Keep the pictures out and restate every record exactly.

--- START ENTRIES SHOWN ---

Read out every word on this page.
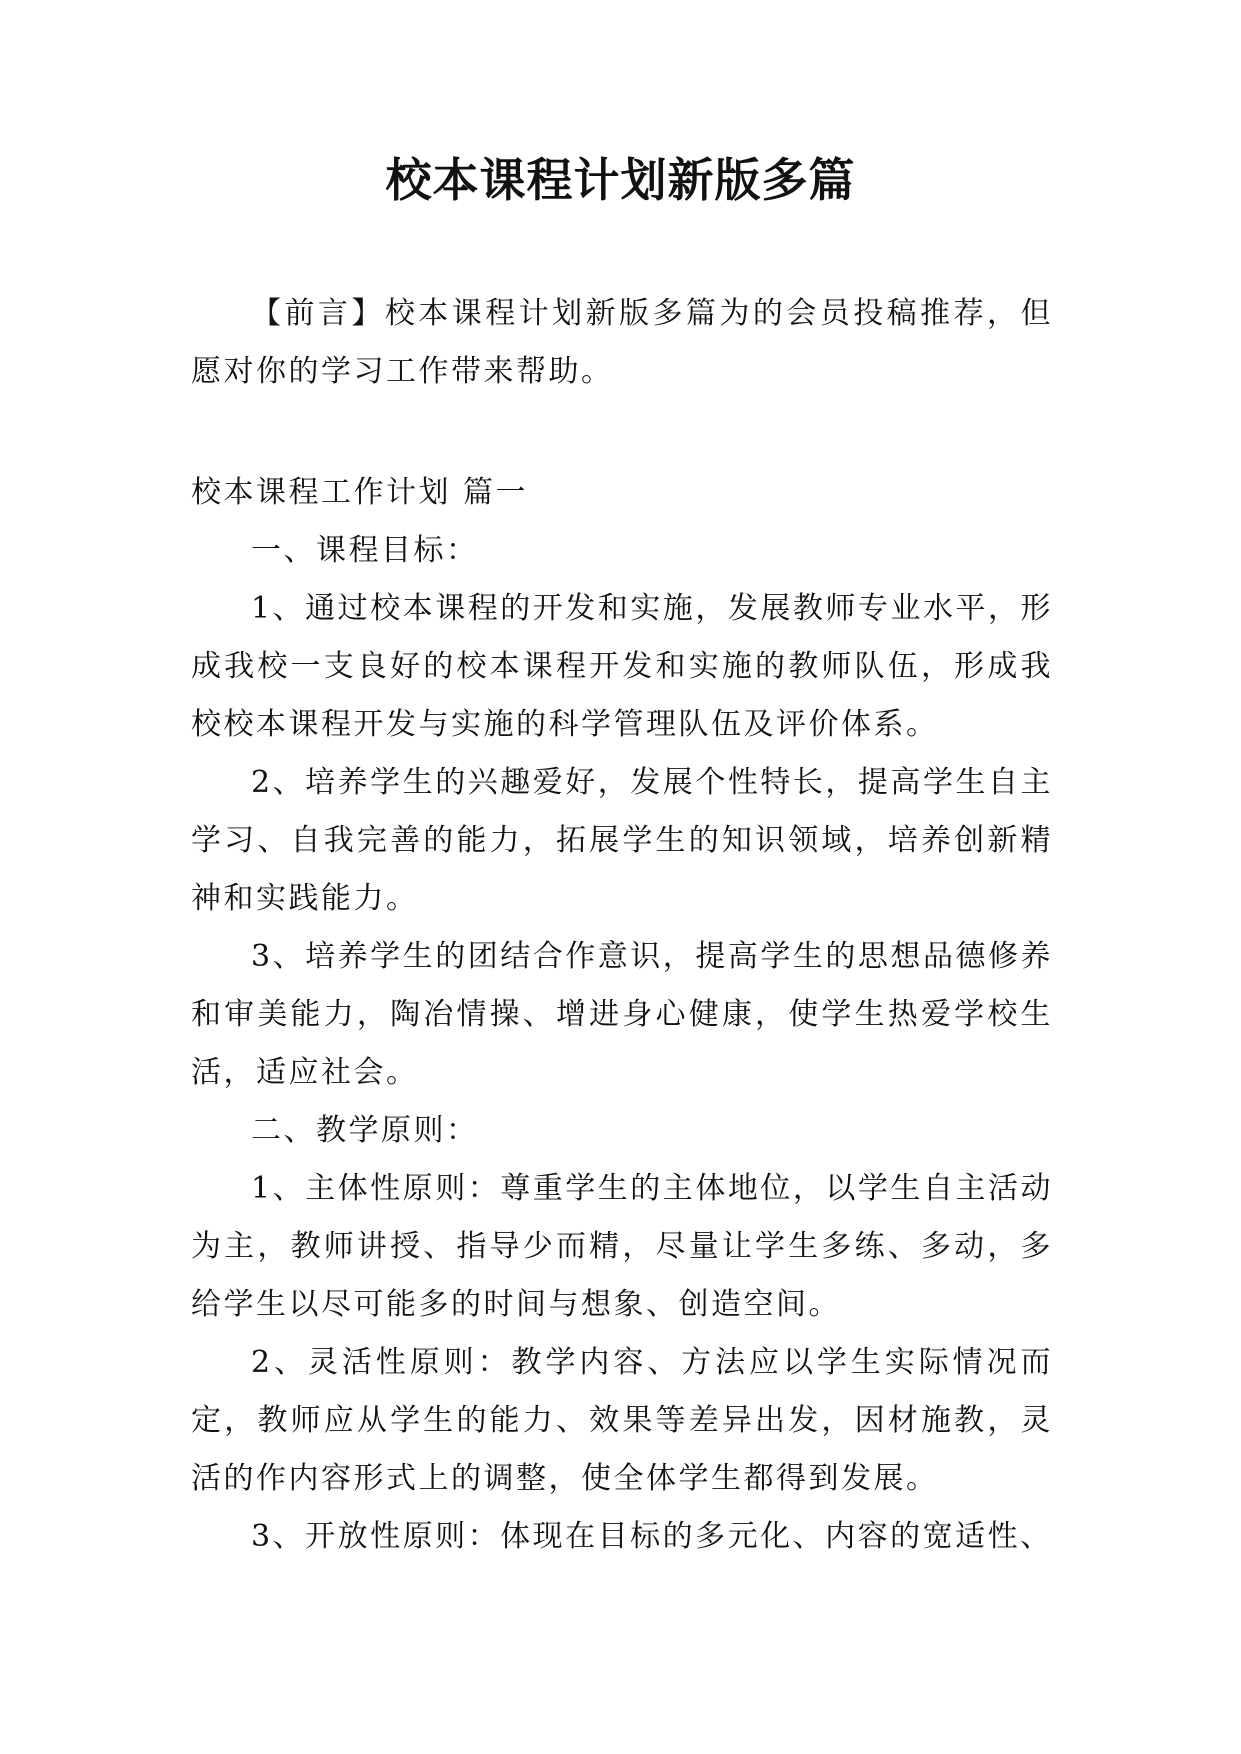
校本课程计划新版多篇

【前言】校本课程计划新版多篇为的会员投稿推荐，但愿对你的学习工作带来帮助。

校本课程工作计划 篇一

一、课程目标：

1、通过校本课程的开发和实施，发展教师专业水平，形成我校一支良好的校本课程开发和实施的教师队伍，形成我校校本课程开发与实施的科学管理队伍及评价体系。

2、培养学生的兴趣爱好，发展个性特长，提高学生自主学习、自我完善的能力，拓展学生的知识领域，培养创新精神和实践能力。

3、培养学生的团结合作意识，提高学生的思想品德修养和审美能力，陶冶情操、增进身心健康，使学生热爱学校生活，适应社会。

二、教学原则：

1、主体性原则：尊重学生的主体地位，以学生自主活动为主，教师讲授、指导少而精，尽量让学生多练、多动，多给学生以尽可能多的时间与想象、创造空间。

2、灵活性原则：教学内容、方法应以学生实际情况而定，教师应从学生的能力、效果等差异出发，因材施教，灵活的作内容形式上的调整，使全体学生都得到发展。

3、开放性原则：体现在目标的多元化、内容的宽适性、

--- END ENTRIES SHOWN ---

→ WRITTEN SOLUTION
Read out every word on this page.
校本课程计划新版多篇

【前言】校本课程计划新版多篇为的会员投稿推荐，但愿对你的学习工作带来帮助。

校本课程工作计划 篇一

一、课程目标：

1、通过校本课程的开发和实施，发展教师专业水平，形成我校一支良好的校本课程开发和实施的教师队伍，形成我校校本课程开发与实施的科学管理队伍及评价体系。

2、培养学生的兴趣爱好，发展个性特长，提高学生自主学习、自我完善的能力，拓展学生的知识领域，培养创新精神和实践能力。

3、培养学生的团结合作意识，提高学生的思想品德修养和审美能力，陶冶情操、增进身心健康，使学生热爱学校生活，适应社会。

二、教学原则：

1、主体性原则：尊重学生的主体地位，以学生自主活动为主，教师讲授、指导少而精，尽量让学生多练、多动，多给学生以尽可能多的时间与想象、创造空间。

2、灵活性原则：教学内容、方法应以学生实际情况而定，教师应从学生的能力、效果等差异出发，因材施教，灵活的作内容形式上的调整，使全体学生都得到发展。

3、开放性原则：体现在目标的多元化、内容的宽适性、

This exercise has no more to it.